Written task >> Skip the pictures. Reproduce all other material exactly.

The data >>
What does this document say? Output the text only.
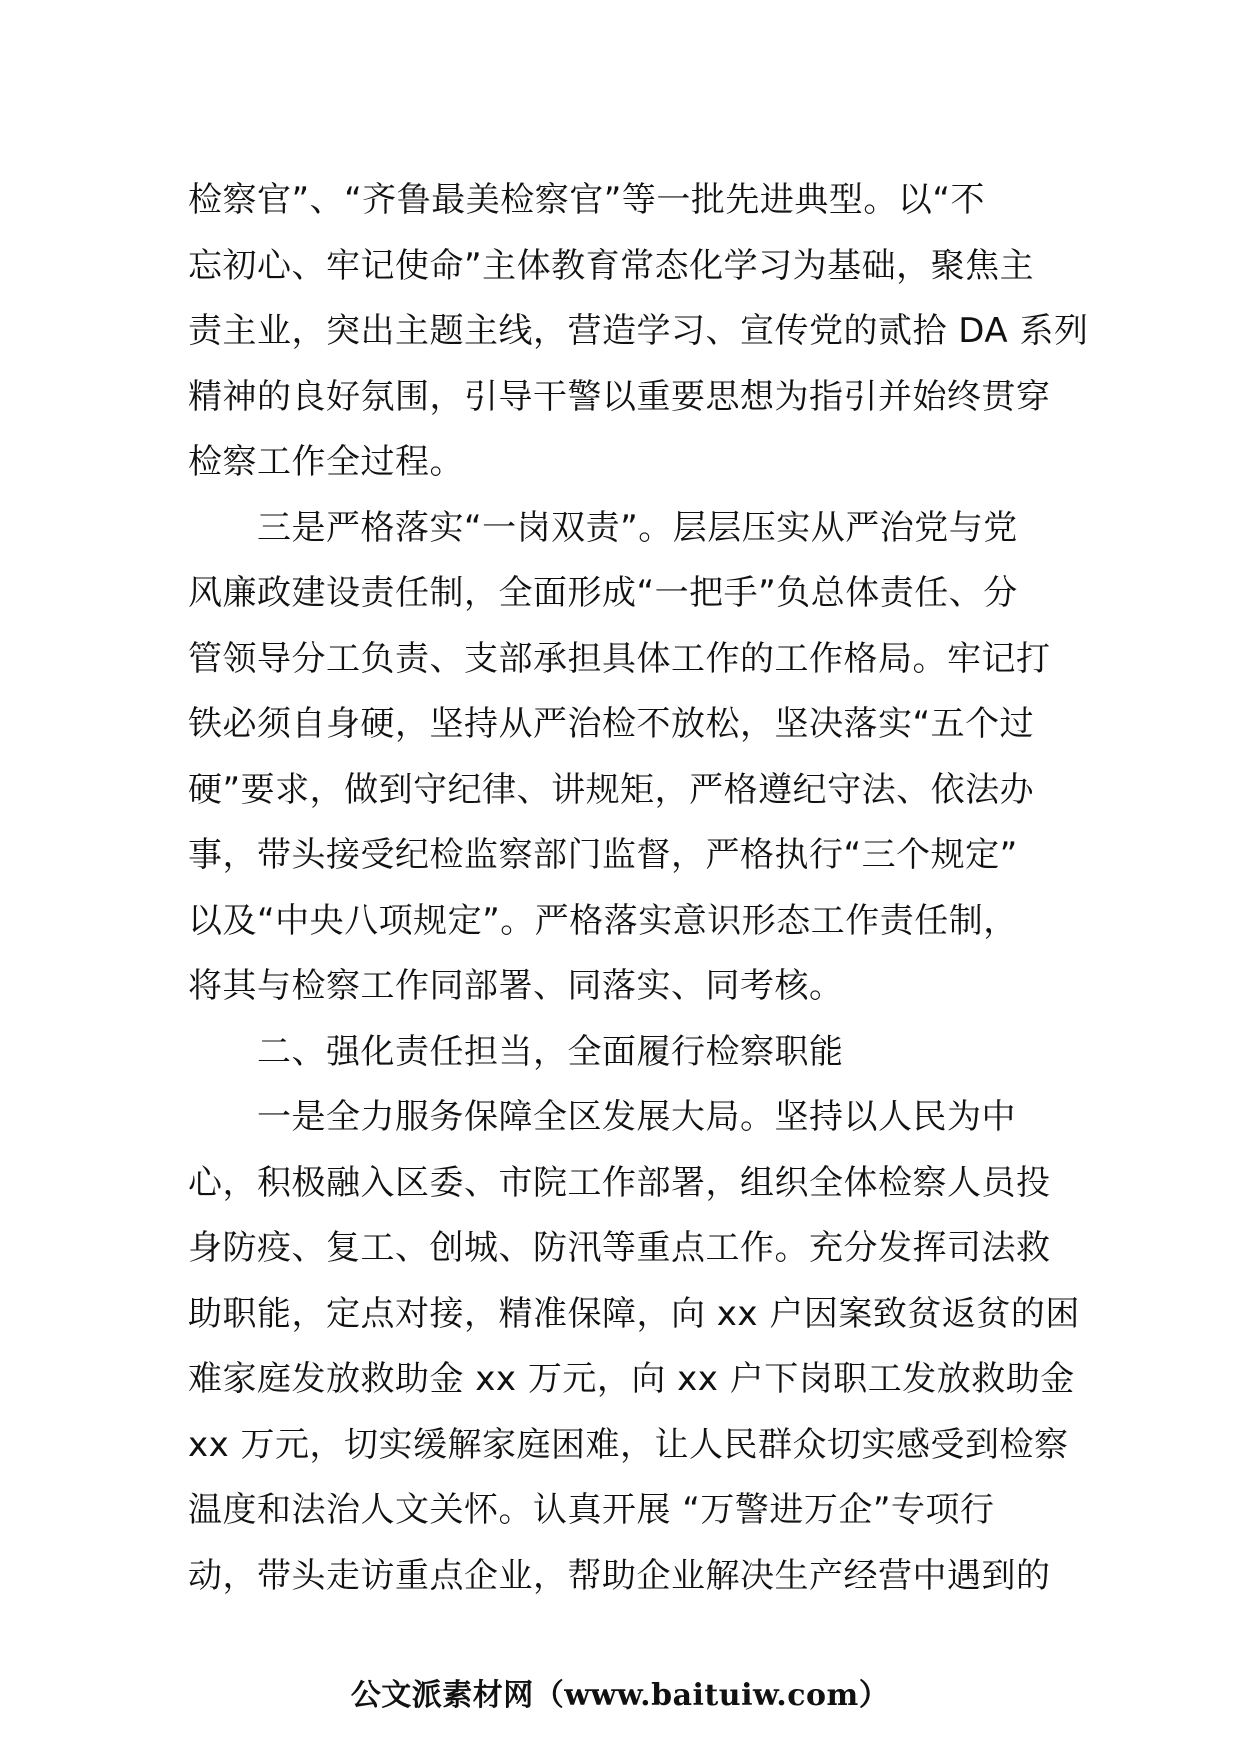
检察官”、“齐鲁最美检察官”等一批先进典型。以“不
忘初心、牢记使命”主体教育常态化学习为基础，聚焦主
责主业，突出主题主线，营造学习、宣传党的贰拾 DA 系列
精神的良好氛围，引导干警以重要思想为指引并始终贯穿
检察工作全过程。
　　三是严格落实“一岗双责”。层层压实从严治党与党
风廉政建设责任制，全面形成“一把手”负总体责任、分
管领导分工负责、支部承担具体工作的工作格局。牢记打
铁必须自身硬，坚持从严治检不放松，坚决落实“五个过
硬”要求，做到守纪律、讲规矩，严格遵纪守法、依法办
事，带头接受纪检监察部门监督，严格执行“三个规定”
以及“中央八项规定”。严格落实意识形态工作责任制，
将其与检察工作同部署、同落实、同考核。
　　二、强化责任担当，全面履行检察职能
　　一是全力服务保障全区发展大局。坚持以人民为中
心，积极融入区委、市院工作部署，组织全体检察人员投
身防疫、复工、创城、防汛等重点工作。充分发挥司法救
助职能，定点对接，精准保障，向 xx 户因案致贫返贫的困
难家庭发放救助金 xx 万元，向 xx 户下岗职工发放救助金
xx 万元，切实缓解家庭困难，让人民群众切实感受到检察
温度和法治人文关怀。认真开展 “万警进万企”专项行
动，带头走访重点企业，帮助企业解决生产经营中遇到的
公文派素材网（www.baituiw.com）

Solution to this task >>
What does this document say? Output the text only.
检察官”、“齐鲁最美检察官”等一批先进典型。以“不
忘初心、牢记使命”主体教育常态化学习为基础，聚焦主
责主业，突出主题主线，营造学习、宣传党的贰拾 DA 系列
精神的良好氛围，引导干警以重要思想为指引并始终贯穿
检察工作全过程。
　　三是严格落实“一岗双责”。层层压实从严治党与党
风廉政建设责任制，全面形成“一把手”负总体责任、分
管领导分工负责、支部承担具体工作的工作格局。牢记打
铁必须自身硬，坚持从严治检不放松，坚决落实“五个过
硬”要求，做到守纪律、讲规矩，严格遵纪守法、依法办
事，带头接受纪检监察部门监督，严格执行“三个规定”
以及“中央八项规定”。严格落实意识形态工作责任制，
将其与检察工作同部署、同落实、同考核。
　　二、强化责任担当，全面履行检察职能
　　一是全力服务保障全区发展大局。坚持以人民为中
心，积极融入区委、市院工作部署，组织全体检察人员投
身防疫、复工、创城、防汛等重点工作。充分发挥司法救
助职能，定点对接，精准保障，向 xx 户因案致贫返贫的困
难家庭发放救助金 xx 万元，向 xx 户下岗职工发放救助金
xx 万元，切实缓解家庭困难，让人民群众切实感受到检察
温度和法治人文关怀。认真开展 “万警进万企”专项行
动，带头走访重点企业，帮助企业解决生产经营中遇到的
公文派素材网（www.baituiw.com）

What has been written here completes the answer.